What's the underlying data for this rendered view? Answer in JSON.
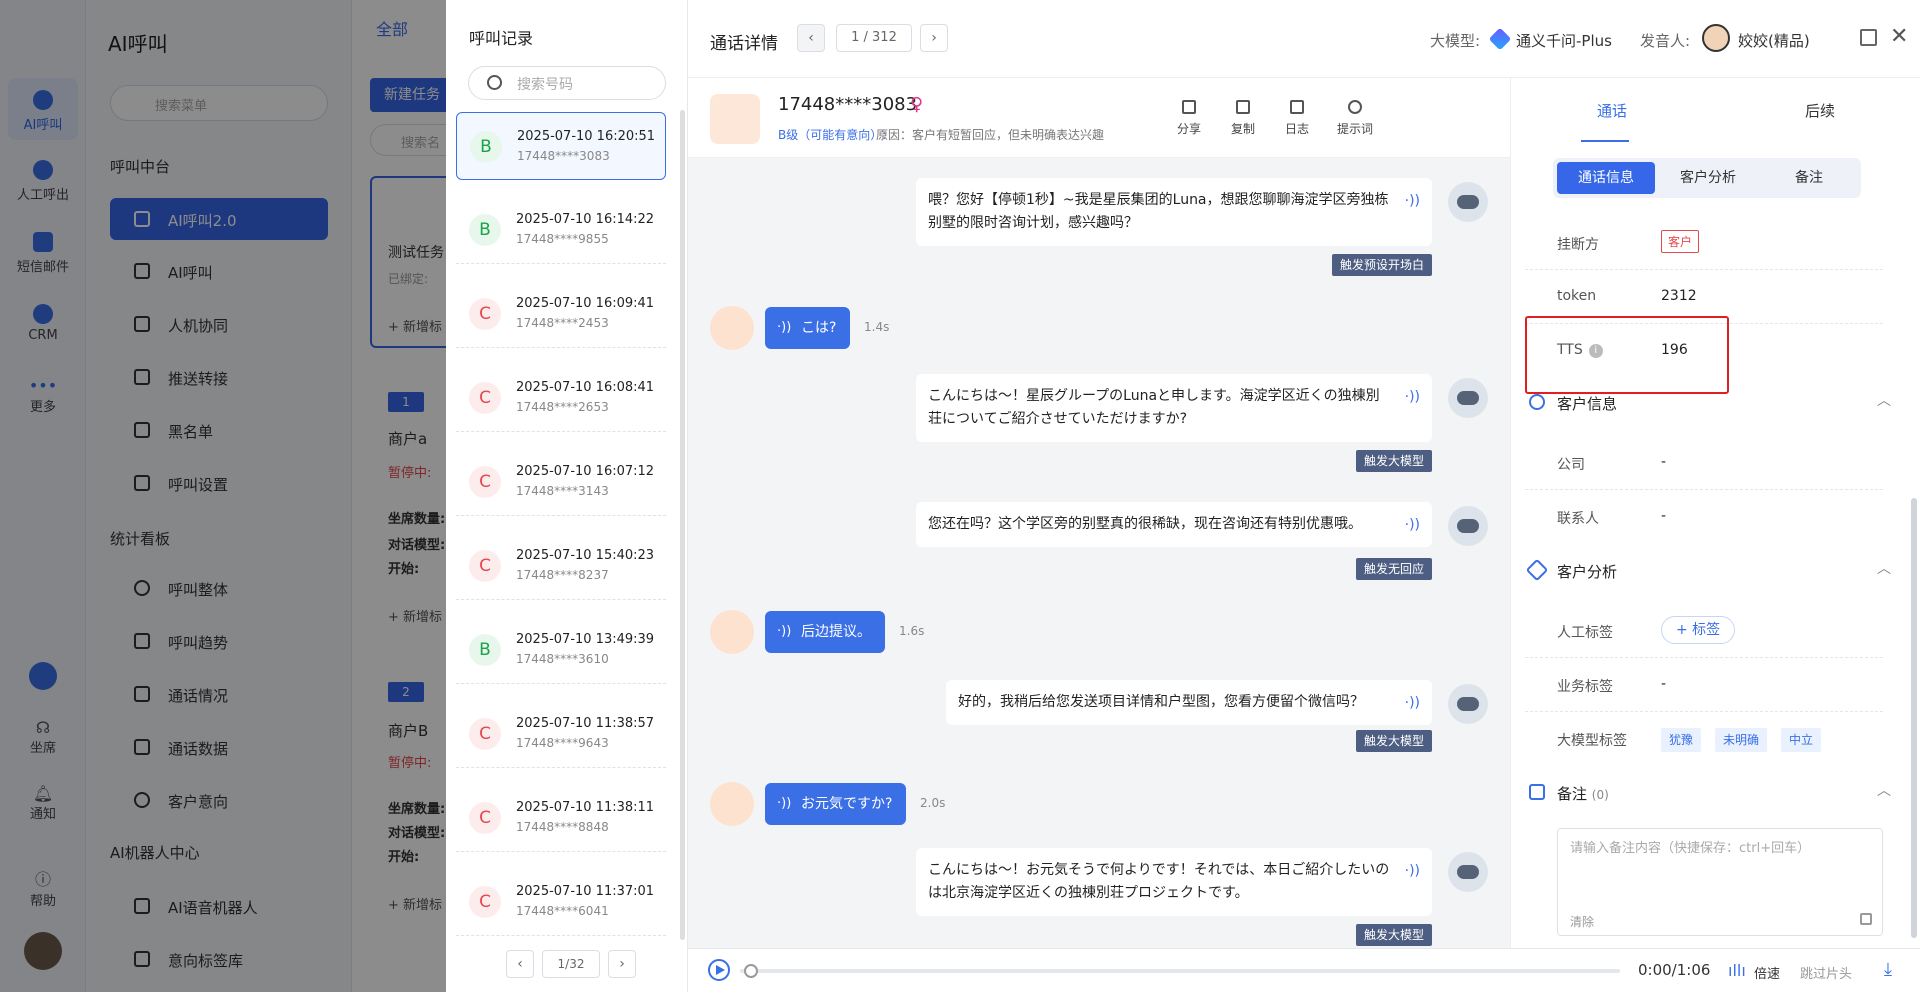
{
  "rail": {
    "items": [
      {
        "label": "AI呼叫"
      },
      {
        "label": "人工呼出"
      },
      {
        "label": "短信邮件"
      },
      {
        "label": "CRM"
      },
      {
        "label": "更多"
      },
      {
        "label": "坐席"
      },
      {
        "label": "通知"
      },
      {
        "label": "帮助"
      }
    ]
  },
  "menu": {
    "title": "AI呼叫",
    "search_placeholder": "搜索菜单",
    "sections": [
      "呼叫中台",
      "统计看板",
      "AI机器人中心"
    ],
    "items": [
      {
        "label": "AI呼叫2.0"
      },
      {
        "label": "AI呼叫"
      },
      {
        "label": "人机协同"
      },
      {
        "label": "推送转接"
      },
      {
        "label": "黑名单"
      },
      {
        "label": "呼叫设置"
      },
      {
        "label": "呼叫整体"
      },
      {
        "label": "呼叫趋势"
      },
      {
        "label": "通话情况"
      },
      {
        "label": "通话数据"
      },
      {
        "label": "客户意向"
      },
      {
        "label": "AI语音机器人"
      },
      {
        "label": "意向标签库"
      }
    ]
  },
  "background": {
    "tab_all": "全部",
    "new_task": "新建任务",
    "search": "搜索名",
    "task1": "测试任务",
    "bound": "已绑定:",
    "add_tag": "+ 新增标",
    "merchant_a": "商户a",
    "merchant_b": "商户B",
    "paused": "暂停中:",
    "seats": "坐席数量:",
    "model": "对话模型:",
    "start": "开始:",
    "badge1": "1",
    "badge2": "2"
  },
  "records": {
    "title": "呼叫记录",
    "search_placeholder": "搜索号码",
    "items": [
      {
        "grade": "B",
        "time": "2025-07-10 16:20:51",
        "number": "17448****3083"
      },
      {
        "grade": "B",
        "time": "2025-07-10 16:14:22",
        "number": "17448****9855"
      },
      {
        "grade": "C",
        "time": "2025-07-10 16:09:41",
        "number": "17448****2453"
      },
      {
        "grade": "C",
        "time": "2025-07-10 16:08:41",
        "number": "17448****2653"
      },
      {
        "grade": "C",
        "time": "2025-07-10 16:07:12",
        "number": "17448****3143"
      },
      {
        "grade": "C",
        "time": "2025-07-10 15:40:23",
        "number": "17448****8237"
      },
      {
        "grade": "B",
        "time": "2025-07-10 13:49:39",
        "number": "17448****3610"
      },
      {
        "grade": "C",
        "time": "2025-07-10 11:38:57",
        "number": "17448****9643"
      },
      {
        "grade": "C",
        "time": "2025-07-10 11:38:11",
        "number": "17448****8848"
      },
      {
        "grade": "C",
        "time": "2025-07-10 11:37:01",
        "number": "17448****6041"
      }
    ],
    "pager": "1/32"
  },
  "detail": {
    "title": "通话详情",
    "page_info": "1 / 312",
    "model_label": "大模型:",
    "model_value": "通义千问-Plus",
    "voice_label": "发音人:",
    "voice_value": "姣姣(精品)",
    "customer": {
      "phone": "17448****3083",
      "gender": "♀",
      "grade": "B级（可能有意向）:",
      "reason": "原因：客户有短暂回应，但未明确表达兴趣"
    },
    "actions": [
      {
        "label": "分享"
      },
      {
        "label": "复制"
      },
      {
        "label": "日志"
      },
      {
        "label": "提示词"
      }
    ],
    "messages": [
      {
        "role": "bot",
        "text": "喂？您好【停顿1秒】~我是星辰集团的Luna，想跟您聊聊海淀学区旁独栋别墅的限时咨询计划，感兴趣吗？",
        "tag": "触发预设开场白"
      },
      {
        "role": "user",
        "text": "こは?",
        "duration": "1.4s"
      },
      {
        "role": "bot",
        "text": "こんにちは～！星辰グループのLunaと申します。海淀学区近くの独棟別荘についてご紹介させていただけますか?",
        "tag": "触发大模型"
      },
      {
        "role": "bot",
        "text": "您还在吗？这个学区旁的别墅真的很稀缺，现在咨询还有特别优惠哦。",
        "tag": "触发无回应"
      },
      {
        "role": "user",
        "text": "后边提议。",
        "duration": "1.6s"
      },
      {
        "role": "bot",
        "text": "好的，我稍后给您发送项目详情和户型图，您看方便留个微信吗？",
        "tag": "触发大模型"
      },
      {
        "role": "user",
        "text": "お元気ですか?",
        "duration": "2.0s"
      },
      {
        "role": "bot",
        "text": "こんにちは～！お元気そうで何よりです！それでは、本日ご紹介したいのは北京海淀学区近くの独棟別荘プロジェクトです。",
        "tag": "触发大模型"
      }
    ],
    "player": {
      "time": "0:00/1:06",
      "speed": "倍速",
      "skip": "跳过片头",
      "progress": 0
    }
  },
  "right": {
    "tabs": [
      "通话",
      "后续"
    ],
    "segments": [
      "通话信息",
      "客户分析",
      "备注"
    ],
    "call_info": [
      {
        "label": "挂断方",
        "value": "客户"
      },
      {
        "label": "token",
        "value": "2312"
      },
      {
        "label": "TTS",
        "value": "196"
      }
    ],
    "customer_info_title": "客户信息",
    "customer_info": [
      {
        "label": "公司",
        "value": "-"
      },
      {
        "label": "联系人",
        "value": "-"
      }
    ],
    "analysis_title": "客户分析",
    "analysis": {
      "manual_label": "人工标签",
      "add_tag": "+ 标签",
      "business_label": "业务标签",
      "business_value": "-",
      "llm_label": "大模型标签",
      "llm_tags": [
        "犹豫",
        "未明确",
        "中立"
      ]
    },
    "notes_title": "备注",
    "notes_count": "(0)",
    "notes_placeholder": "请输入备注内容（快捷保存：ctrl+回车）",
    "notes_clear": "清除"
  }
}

• WRITTEN PROBLEM: Copy out each line word for word, please, skipping the images.

• EXERCISE RESPONSE:
What's the underlying data for this rendered view? Answer in JSON.
{
  "rail": {
    "items": [
      {
        "label": "AI呼叫"
      },
      {
        "label": "人工呼出"
      },
      {
        "label": "短信邮件"
      },
      {
        "label": "CRM"
      },
      {
        "label": "更多"
      },
      {
        "label": "坐席"
      },
      {
        "label": "通知"
      },
      {
        "label": "帮助"
      }
    ]
  },
  "menu": {
    "title": "AI呼叫",
    "search_placeholder": "搜索菜单",
    "sections": [
      "呼叫中台",
      "统计看板",
      "AI机器人中心"
    ],
    "items": [
      {
        "label": "AI呼叫2.0"
      },
      {
        "label": "AI呼叫"
      },
      {
        "label": "人机协同"
      },
      {
        "label": "推送转接"
      },
      {
        "label": "黑名单"
      },
      {
        "label": "呼叫设置"
      },
      {
        "label": "呼叫整体"
      },
      {
        "label": "呼叫趋势"
      },
      {
        "label": "通话情况"
      },
      {
        "label": "通话数据"
      },
      {
        "label": "客户意向"
      },
      {
        "label": "AI语音机器人"
      },
      {
        "label": "意向标签库"
      }
    ]
  },
  "background": {
    "tab_all": "全部",
    "new_task": "新建任务",
    "search": "搜索名",
    "task1": "测试任务",
    "bound": "已绑定:",
    "add_tag": "+ 新增标",
    "merchant_a": "商户a",
    "merchant_b": "商户B",
    "paused": "暂停中:",
    "seats": "坐席数量:",
    "model": "对话模型:",
    "start": "开始:",
    "badge1": "1",
    "badge2": "2"
  },
  "records": {
    "title": "呼叫记录",
    "search_placeholder": "搜索号码",
    "items": [
      {
        "grade": "B",
        "time": "2025-07-10 16:20:51",
        "number": "17448****3083"
      },
      {
        "grade": "B",
        "time": "2025-07-10 16:14:22",
        "number": "17448****9855"
      },
      {
        "grade": "C",
        "time": "2025-07-10 16:09:41",
        "number": "17448****2453"
      },
      {
        "grade": "C",
        "time": "2025-07-10 16:08:41",
        "number": "17448****2653"
      },
      {
        "grade": "C",
        "time": "2025-07-10 16:07:12",
        "number": "17448****3143"
      },
      {
        "grade": "C",
        "time": "2025-07-10 15:40:23",
        "number": "17448****8237"
      },
      {
        "grade": "B",
        "time": "2025-07-10 13:49:39",
        "number": "17448****3610"
      },
      {
        "grade": "C",
        "time": "2025-07-10 11:38:57",
        "number": "17448****9643"
      },
      {
        "grade": "C",
        "time": "2025-07-10 11:38:11",
        "number": "17448****8848"
      },
      {
        "grade": "C",
        "time": "2025-07-10 11:37:01",
        "number": "17448****6041"
      }
    ],
    "pager": "1/32"
  },
  "detail": {
    "title": "通话详情",
    "page_info": "1 / 312",
    "model_label": "大模型:",
    "model_value": "通义千问-Plus",
    "voice_label": "发音人:",
    "voice_value": "姣姣(精品)",
    "customer": {
      "phone": "17448****3083",
      "gender": "♀",
      "grade": "B级（可能有意向）:",
      "reason": "原因：客户有短暂回应，但未明确表达兴趣"
    },
    "actions": [
      {
        "label": "分享"
      },
      {
        "label": "复制"
      },
      {
        "label": "日志"
      },
      {
        "label": "提示词"
      }
    ],
    "messages": [
      {
        "role": "bot",
        "text": "喂？您好【停顿1秒】~我是星辰集团的Luna，想跟您聊聊海淀学区旁独栋别墅的限时咨询计划，感兴趣吗？",
        "tag": "触发预设开场白"
      },
      {
        "role": "user",
        "text": "こは?",
        "duration": "1.4s"
      },
      {
        "role": "bot",
        "text": "こんにちは～！星辰グループのLunaと申します。海淀学区近くの独棟別荘についてご紹介させていただけますか?",
        "tag": "触发大模型"
      },
      {
        "role": "bot",
        "text": "您还在吗？这个学区旁的别墅真的很稀缺，现在咨询还有特别优惠哦。",
        "tag": "触发无回应"
      },
      {
        "role": "user",
        "text": "后边提议。",
        "duration": "1.6s"
      },
      {
        "role": "bot",
        "text": "好的，我稍后给您发送项目详情和户型图，您看方便留个微信吗？",
        "tag": "触发大模型"
      },
      {
        "role": "user",
        "text": "お元気ですか?",
        "duration": "2.0s"
      },
      {
        "role": "bot",
        "text": "こんにちは～！お元気そうで何よりです！それでは、本日ご紹介したいのは北京海淀学区近くの独棟別荘プロジェクトです。",
        "tag": "触发大模型"
      }
    ],
    "player": {
      "time": "0:00/1:06",
      "speed": "倍速",
      "skip": "跳过片头",
      "progress": 0
    }
  },
  "right": {
    "tabs": [
      "通话",
      "后续"
    ],
    "segments": [
      "通话信息",
      "客户分析",
      "备注"
    ],
    "call_info": [
      {
        "label": "挂断方",
        "value": "客户"
      },
      {
        "label": "token",
        "value": "2312"
      },
      {
        "label": "TTS",
        "value": "196"
      }
    ],
    "customer_info_title": "客户信息",
    "customer_info": [
      {
        "label": "公司",
        "value": "-"
      },
      {
        "label": "联系人",
        "value": "-"
      }
    ],
    "analysis_title": "客户分析",
    "analysis": {
      "manual_label": "人工标签",
      "add_tag": "+ 标签",
      "business_label": "业务标签",
      "business_value": "-",
      "llm_label": "大模型标签",
      "llm_tags": [
        "犹豫",
        "未明确",
        "中立"
      ]
    },
    "notes_title": "备注",
    "notes_count": "(0)",
    "notes_placeholder": "请输入备注内容（快捷保存：ctrl+回车）",
    "notes_clear": "清除"
  }
}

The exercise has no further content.